>> Start Items

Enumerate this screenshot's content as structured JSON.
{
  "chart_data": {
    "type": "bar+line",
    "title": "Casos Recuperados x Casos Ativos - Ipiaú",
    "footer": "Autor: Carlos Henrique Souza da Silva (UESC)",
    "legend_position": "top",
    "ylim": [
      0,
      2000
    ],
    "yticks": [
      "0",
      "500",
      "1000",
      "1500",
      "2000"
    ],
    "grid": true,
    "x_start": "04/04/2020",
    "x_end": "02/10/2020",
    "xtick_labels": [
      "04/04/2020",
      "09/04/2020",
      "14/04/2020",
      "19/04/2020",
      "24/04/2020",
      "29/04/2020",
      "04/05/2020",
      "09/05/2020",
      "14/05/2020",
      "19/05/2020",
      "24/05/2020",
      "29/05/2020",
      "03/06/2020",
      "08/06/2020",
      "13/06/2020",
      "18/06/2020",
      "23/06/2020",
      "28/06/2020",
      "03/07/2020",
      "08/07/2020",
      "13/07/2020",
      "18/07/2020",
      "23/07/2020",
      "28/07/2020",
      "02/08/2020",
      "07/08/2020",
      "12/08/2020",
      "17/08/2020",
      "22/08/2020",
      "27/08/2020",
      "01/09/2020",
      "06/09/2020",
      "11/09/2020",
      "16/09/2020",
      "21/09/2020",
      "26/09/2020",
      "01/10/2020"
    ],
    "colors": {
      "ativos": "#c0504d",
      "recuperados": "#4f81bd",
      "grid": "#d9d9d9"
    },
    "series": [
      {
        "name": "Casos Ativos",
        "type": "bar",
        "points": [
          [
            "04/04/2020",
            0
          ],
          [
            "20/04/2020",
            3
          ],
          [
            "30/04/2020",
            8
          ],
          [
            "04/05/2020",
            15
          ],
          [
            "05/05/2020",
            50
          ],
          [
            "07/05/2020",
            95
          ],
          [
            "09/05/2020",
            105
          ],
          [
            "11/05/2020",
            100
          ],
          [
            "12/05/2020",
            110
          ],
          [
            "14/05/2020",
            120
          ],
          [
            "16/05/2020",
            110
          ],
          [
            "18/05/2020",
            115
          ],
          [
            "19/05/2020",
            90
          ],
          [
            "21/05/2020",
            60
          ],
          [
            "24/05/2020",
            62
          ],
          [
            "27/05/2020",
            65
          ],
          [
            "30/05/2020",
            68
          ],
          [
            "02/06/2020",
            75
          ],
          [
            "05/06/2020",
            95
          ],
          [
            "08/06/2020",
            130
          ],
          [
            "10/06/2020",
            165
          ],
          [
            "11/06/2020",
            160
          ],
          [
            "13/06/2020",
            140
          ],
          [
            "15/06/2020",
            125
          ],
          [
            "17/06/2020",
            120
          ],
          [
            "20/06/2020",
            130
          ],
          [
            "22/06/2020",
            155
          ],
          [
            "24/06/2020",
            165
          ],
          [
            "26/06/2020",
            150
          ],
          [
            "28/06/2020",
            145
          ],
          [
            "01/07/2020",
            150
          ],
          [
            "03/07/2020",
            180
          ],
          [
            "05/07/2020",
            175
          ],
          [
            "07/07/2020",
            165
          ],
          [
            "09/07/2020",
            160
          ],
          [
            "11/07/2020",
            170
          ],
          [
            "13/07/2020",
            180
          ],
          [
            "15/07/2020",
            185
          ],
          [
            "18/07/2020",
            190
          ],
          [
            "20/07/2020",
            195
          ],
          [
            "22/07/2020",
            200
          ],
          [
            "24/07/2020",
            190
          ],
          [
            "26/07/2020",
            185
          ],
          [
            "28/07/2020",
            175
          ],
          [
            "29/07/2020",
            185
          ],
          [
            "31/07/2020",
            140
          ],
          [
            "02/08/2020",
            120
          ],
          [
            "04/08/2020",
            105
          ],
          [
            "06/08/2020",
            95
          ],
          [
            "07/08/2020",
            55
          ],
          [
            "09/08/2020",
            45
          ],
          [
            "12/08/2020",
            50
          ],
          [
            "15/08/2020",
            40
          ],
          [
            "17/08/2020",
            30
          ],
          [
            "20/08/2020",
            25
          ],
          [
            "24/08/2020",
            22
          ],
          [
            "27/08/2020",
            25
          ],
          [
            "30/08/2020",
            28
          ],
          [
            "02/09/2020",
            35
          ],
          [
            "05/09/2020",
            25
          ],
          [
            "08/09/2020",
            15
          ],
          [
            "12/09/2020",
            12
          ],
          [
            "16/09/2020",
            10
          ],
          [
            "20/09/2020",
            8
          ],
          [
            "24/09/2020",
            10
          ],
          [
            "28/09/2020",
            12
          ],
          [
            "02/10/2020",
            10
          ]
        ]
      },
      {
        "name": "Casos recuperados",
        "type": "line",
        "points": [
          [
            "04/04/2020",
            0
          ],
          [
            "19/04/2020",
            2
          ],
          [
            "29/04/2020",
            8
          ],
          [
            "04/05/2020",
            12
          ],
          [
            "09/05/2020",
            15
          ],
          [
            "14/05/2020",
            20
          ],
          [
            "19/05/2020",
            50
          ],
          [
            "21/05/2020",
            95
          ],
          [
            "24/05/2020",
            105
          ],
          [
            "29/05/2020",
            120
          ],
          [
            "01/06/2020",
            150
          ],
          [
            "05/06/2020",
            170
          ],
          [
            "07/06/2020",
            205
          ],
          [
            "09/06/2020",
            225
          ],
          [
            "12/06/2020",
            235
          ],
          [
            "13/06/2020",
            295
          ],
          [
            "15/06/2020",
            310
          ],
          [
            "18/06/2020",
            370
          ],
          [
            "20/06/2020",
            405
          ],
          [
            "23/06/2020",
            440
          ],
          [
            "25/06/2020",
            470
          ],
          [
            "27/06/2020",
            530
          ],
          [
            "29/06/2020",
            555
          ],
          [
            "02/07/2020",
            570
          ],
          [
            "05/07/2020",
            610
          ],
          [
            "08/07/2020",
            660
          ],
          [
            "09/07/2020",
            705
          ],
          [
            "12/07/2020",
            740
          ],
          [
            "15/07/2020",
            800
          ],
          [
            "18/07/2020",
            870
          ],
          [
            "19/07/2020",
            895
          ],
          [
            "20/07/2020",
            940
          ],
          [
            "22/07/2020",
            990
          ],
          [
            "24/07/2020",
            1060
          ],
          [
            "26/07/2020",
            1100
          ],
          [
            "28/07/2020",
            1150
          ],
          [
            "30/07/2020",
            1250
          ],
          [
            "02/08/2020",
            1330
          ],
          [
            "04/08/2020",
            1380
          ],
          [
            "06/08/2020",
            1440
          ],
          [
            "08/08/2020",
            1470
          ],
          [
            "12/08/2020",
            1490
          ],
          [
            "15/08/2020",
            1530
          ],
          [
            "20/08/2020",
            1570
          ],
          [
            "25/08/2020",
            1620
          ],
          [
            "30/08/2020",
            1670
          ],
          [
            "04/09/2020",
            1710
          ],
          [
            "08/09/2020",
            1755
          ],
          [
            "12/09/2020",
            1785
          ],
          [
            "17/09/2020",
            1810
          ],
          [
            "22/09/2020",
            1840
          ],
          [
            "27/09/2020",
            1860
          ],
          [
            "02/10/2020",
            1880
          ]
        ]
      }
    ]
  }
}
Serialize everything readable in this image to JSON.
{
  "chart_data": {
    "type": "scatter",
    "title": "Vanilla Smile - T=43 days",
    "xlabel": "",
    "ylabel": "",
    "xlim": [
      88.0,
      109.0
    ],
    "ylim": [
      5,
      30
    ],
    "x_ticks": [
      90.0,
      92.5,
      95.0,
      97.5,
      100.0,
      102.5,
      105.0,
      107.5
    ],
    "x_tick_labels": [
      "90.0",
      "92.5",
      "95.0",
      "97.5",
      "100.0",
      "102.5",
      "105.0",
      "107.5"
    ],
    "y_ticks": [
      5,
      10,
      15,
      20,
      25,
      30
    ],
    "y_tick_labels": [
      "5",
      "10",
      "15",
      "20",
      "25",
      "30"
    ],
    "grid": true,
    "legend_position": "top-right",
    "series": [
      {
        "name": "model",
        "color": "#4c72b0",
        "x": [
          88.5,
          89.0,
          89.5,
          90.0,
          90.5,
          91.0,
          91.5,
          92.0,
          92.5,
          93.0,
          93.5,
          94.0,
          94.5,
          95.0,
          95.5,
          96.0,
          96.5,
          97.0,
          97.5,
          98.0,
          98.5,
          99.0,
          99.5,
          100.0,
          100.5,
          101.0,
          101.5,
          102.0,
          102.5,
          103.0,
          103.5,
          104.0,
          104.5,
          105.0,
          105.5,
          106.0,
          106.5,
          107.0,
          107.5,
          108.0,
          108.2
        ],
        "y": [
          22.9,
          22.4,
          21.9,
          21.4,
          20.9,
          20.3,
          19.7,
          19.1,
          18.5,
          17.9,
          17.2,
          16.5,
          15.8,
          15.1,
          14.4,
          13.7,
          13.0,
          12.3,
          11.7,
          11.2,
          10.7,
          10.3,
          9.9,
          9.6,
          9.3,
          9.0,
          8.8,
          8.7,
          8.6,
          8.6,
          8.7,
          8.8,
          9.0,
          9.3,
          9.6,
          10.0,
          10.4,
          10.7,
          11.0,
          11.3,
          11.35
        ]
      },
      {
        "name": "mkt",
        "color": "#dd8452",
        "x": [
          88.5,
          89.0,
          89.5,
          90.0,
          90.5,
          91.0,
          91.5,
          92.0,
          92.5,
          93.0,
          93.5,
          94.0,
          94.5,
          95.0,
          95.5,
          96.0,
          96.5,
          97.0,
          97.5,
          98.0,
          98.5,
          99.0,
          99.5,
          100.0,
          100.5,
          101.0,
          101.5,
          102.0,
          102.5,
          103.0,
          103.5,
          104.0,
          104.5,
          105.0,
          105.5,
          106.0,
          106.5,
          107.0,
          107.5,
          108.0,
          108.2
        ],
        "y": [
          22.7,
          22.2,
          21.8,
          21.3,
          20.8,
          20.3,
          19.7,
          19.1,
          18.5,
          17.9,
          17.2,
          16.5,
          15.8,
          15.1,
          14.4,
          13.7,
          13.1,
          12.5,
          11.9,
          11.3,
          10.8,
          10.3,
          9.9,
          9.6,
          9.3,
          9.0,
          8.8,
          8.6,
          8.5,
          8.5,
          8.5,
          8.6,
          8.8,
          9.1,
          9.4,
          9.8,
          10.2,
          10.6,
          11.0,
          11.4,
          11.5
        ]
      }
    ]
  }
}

>> End Items

Collect, from the material above, every line containing the word "Casos".

_Expected answer:_
    "title": "Casos Recuperados x Casos Ativos - Ipiaú",
        "name": "Casos Ativos",
        "name": "Casos recuperados",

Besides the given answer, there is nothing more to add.